SHORT PROBLEM:
Search the records for "Modo" and copy each line that holds it.

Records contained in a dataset
▬▬▬▬▬▬

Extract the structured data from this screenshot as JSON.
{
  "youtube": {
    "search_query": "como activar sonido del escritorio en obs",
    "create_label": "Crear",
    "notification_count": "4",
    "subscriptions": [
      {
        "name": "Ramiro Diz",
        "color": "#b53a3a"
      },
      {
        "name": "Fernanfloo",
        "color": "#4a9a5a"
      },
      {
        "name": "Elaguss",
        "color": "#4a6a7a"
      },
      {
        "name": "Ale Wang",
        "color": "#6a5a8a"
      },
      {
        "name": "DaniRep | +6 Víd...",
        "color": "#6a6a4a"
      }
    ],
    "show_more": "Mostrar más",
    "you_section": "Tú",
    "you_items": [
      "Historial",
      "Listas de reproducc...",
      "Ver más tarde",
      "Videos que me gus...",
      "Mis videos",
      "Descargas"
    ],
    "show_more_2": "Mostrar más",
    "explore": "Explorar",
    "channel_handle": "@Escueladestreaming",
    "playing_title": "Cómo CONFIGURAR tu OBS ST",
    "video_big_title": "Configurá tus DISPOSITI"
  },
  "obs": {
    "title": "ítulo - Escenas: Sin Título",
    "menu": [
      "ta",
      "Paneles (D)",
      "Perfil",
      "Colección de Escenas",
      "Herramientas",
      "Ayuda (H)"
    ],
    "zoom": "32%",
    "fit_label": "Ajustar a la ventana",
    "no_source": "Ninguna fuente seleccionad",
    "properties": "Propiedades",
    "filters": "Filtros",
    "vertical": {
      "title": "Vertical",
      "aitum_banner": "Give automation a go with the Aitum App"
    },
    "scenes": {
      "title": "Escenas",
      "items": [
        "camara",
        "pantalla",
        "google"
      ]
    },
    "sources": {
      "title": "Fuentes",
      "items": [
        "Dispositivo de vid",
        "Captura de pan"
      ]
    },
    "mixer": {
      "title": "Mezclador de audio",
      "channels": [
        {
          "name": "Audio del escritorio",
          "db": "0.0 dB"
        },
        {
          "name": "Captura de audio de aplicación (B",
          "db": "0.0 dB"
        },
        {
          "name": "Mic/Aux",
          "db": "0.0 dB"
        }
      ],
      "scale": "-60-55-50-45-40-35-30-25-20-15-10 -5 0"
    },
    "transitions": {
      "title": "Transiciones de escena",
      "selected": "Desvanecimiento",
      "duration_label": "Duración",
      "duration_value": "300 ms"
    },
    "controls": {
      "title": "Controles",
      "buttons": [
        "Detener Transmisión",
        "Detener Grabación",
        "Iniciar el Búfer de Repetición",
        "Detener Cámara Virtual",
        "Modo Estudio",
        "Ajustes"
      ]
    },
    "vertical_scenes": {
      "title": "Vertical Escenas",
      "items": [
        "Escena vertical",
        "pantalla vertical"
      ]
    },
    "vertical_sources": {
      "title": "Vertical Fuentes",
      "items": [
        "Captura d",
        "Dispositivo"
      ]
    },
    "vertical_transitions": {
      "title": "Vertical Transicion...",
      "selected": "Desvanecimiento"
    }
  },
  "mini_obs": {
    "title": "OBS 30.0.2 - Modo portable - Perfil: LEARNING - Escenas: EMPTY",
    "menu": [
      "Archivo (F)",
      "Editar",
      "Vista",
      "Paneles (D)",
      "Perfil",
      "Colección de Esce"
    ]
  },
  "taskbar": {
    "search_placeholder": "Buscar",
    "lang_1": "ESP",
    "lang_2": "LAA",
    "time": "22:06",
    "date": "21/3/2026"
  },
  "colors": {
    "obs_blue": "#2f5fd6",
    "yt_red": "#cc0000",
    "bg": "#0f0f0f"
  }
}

▬▬▬▬▬▬

TASK SOLUTION:
        "Modo Estudio",
    "title": "OBS 30.0.2 - Modo portable - Perfil: LEARNING - Escenas: EMPTY",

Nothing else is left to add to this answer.